## THE TASK
Each line of the material that mentions the word "demissão" is to be copied.

++++

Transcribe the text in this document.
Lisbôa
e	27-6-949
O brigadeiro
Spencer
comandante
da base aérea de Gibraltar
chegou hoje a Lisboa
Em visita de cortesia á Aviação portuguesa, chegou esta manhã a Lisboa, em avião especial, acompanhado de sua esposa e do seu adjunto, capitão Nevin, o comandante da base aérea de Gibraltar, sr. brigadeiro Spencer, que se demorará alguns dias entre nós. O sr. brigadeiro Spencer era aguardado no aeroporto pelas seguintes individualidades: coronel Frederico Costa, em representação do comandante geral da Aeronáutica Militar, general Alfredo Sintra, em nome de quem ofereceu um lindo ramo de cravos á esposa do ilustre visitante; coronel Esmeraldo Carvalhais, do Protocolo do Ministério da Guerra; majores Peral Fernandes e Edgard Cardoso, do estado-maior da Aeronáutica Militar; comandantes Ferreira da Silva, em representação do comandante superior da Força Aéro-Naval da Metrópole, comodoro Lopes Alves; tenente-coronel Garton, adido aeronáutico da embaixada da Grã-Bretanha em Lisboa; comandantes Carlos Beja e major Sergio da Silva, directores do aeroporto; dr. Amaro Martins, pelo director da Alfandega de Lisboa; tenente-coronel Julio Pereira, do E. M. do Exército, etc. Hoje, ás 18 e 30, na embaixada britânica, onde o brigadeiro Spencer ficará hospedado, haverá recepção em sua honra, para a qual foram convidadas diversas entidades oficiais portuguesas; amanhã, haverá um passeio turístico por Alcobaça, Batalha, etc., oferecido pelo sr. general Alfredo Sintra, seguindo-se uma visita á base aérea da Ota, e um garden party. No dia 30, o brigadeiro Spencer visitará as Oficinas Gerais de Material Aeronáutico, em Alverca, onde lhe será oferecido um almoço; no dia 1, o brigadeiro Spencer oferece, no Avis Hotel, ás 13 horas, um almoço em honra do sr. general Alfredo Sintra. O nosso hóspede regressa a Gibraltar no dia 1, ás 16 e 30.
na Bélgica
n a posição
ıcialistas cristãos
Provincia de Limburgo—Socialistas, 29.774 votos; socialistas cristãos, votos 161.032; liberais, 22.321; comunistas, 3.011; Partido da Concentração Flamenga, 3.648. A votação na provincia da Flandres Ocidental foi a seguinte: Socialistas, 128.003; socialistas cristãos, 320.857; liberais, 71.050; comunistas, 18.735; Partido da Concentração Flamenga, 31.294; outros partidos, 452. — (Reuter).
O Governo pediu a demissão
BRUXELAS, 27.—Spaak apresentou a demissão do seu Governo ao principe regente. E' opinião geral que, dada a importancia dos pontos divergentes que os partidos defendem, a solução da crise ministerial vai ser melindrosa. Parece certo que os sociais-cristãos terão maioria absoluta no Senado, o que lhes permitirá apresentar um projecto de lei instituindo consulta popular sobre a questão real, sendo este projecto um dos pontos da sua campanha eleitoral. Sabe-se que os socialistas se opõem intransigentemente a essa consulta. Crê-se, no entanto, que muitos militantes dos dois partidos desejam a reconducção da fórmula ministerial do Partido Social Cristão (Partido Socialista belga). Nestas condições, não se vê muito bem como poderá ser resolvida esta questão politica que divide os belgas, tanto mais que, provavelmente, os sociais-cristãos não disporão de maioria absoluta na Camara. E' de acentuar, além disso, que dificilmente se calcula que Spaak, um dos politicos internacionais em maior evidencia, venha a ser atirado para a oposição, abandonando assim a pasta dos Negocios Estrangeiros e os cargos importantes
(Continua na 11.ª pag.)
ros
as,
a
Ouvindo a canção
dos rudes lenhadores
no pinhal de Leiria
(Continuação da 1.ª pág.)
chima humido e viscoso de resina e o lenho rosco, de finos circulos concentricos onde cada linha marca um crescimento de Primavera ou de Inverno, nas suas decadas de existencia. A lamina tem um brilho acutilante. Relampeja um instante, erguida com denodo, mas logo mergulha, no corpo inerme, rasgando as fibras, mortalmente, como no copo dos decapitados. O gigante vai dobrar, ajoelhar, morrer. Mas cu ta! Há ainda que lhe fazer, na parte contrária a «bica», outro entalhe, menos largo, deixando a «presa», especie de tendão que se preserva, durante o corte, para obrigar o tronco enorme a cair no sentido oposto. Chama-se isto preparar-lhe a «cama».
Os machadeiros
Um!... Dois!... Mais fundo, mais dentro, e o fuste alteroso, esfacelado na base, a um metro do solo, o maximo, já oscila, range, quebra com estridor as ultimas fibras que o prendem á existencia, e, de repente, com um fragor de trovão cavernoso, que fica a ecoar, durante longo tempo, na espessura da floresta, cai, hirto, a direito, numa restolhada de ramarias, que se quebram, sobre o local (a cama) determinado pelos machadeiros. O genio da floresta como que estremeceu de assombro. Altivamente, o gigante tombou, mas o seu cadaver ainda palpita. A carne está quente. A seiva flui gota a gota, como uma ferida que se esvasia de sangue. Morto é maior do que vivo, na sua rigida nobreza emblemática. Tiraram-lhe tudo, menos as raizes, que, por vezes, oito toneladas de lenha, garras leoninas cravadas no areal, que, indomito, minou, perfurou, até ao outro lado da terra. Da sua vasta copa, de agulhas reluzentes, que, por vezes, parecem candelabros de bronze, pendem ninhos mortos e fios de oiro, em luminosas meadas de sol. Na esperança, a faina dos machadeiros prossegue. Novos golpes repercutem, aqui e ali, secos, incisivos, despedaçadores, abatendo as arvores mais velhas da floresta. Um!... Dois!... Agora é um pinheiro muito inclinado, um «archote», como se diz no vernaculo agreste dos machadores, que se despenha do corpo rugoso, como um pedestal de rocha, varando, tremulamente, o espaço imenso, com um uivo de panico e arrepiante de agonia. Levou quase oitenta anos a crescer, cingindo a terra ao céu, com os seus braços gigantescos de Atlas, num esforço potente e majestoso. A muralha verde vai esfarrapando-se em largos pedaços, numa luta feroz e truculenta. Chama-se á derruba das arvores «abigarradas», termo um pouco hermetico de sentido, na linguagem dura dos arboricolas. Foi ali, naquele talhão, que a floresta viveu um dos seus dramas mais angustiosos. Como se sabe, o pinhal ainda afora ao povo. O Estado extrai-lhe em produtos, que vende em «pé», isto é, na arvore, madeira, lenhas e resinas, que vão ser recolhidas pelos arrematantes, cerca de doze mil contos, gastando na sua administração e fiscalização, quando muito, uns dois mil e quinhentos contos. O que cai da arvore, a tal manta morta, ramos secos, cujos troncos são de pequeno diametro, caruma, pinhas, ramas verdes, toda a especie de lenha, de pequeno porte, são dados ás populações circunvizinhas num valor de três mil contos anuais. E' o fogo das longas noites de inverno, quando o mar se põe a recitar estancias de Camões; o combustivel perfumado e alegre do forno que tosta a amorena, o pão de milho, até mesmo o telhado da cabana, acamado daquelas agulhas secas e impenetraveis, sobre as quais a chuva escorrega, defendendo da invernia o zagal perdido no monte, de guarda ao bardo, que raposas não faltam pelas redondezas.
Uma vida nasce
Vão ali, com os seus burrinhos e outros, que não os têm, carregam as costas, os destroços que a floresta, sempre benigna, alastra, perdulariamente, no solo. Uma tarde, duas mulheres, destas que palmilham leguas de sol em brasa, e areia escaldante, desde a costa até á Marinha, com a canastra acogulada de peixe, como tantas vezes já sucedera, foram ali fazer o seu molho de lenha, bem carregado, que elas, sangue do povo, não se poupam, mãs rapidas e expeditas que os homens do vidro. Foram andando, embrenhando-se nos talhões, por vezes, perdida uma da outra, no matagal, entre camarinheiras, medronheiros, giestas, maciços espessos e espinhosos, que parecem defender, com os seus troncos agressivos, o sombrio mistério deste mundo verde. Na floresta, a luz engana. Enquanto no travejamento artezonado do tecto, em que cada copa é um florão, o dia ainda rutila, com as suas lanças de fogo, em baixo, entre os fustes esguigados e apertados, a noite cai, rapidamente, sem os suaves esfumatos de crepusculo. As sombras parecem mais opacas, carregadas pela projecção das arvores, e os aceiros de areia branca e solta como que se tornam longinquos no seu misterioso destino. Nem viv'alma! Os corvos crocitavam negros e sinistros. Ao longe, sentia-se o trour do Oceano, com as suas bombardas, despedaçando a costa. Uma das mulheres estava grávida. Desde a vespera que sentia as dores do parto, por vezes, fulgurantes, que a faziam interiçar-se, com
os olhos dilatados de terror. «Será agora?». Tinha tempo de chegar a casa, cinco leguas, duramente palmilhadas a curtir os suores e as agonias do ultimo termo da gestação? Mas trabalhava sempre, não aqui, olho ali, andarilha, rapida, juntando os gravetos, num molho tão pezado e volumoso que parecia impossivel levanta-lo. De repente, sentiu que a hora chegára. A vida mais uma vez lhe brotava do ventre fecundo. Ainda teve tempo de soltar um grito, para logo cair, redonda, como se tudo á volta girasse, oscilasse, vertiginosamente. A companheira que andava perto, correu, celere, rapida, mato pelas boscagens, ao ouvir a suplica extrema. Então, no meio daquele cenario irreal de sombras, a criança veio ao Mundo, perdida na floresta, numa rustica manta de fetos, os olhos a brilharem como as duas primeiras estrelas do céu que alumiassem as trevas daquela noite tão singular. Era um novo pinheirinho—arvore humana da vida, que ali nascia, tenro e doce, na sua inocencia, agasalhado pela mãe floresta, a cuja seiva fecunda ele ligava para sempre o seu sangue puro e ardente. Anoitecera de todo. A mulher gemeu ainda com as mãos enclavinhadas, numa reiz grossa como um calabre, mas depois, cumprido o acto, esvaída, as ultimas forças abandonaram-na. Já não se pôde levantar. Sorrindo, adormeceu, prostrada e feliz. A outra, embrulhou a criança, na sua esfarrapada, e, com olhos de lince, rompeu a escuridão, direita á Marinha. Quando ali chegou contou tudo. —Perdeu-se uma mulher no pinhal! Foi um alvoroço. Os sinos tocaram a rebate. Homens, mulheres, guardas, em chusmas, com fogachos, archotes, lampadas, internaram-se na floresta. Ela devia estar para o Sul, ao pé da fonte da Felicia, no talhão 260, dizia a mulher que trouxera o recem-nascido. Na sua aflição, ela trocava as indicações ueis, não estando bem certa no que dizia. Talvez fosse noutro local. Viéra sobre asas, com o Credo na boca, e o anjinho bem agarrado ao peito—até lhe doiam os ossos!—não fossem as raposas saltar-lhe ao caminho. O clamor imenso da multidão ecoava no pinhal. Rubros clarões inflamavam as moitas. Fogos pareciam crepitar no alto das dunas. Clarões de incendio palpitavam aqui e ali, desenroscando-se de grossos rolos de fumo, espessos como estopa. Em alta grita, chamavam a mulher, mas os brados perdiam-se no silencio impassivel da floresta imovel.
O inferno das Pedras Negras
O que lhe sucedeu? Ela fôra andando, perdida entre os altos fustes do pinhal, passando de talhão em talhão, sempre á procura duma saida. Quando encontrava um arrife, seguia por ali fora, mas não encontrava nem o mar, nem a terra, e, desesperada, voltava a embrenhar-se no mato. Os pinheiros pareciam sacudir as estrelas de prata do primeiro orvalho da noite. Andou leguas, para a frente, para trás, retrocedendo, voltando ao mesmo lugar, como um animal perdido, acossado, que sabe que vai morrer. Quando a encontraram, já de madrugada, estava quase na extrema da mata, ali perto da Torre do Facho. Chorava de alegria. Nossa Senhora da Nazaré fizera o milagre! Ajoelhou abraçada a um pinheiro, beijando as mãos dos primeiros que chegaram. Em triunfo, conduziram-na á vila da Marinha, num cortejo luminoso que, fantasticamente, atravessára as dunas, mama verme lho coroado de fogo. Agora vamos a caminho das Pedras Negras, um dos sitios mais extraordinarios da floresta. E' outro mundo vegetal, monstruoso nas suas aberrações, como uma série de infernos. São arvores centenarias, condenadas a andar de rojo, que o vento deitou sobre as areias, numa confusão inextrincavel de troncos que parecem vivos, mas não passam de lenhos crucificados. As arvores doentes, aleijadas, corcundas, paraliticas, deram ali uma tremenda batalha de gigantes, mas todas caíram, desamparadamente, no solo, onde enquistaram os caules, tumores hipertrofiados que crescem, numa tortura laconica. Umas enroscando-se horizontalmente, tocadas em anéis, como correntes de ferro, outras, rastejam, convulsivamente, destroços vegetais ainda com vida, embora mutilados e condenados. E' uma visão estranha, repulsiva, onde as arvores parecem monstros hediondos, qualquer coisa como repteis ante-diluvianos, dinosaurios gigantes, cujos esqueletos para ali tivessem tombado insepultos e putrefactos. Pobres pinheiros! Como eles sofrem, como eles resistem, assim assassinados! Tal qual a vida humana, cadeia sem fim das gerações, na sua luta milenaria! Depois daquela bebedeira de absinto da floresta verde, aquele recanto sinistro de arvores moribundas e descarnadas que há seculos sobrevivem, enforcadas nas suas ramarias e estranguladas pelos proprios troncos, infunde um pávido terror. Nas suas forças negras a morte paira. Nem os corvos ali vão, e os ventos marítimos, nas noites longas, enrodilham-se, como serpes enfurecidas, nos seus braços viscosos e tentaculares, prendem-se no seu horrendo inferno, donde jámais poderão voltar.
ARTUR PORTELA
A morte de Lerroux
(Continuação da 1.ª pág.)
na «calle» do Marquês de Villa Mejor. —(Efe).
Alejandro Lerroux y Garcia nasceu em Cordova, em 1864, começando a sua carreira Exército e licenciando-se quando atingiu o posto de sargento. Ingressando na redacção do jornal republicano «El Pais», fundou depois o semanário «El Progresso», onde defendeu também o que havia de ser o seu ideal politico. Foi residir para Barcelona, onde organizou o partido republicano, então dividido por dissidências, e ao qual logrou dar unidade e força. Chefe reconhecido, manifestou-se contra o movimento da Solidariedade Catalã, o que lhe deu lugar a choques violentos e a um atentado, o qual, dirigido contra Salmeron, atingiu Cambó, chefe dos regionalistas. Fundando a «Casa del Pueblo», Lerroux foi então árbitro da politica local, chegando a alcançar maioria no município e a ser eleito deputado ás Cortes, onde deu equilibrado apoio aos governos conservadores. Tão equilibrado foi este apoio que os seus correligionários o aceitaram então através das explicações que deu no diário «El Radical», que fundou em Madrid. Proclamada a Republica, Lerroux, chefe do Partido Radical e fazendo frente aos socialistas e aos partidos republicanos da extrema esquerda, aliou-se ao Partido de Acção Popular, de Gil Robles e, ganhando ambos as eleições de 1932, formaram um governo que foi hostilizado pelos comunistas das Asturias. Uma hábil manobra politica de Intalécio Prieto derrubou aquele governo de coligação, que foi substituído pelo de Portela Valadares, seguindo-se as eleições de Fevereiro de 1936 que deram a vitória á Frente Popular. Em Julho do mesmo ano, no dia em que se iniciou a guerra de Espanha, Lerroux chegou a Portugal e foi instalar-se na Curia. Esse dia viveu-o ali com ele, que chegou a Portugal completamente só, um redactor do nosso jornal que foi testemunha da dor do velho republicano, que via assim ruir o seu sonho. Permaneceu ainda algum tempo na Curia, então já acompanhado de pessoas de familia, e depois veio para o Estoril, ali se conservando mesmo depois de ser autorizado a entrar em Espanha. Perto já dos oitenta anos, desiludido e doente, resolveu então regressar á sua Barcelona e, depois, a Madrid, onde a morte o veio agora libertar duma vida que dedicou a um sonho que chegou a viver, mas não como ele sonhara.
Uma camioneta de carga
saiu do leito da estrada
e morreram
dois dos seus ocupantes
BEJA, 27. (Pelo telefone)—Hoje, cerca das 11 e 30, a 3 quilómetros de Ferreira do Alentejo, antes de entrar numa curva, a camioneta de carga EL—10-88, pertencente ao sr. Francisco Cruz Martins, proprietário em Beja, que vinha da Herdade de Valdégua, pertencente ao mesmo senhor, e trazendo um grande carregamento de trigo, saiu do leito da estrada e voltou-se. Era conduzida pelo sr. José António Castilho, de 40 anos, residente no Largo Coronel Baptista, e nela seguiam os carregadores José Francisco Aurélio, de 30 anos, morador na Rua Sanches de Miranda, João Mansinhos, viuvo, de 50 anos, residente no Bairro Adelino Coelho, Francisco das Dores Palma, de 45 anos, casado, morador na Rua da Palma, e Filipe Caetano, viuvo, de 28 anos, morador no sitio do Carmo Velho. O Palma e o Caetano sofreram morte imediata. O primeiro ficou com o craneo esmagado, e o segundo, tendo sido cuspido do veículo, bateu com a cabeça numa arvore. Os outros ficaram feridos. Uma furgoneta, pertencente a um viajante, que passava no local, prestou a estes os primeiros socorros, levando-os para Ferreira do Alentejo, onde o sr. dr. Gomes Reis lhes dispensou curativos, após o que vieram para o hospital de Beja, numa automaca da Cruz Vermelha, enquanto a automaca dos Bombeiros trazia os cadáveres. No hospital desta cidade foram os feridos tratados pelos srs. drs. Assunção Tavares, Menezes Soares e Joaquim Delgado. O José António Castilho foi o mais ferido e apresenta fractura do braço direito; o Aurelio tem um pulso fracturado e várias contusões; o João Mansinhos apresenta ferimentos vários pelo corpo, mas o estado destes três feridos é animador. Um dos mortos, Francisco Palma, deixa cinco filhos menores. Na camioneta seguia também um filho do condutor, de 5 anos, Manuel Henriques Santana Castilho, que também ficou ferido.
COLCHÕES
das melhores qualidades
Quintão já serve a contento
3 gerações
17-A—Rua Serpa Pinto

++++

## OUTPUT OF THE TASK
O Governo pediu a demissão
BRUXELAS, 27.—Spaak apresentou a demissão do seu Governo ao principe regente. E' opinião geral que, dada a importancia dos pontos divergentes que os partidos defendem, a solução da crise ministerial vai ser melindrosa. Parece certo que os sociais-cristãos terão maioria absoluta no Senado, o que lhes permitirá apresentar um projecto de lei instituindo consulta popular sobre a questão real, sendo este projecto um dos pontos da sua campanha eleitoral. Sabe-se que os socialistas se opõem intransigentemente a essa consulta. Crê-se, no entanto, que muitos militantes dos dois partidos desejam a reconducção da fórmula ministerial do Partido Social Cristão (Partido Socialista belga). Nestas condições, não se vê muito bem como poderá ser resolvida esta questão politica que divide os belgas, tanto mais que, provavelmente, os sociais-cristãos não disporão de maioria absoluta na Camara. E' de acentuar, além disso, que dificilmente se calcula que Spaak, um dos politicos internacionais em maior evidencia, venha a ser atirado para a oposição, abandonando assim a pasta dos Negocios Estrangeiros e os cargos importantes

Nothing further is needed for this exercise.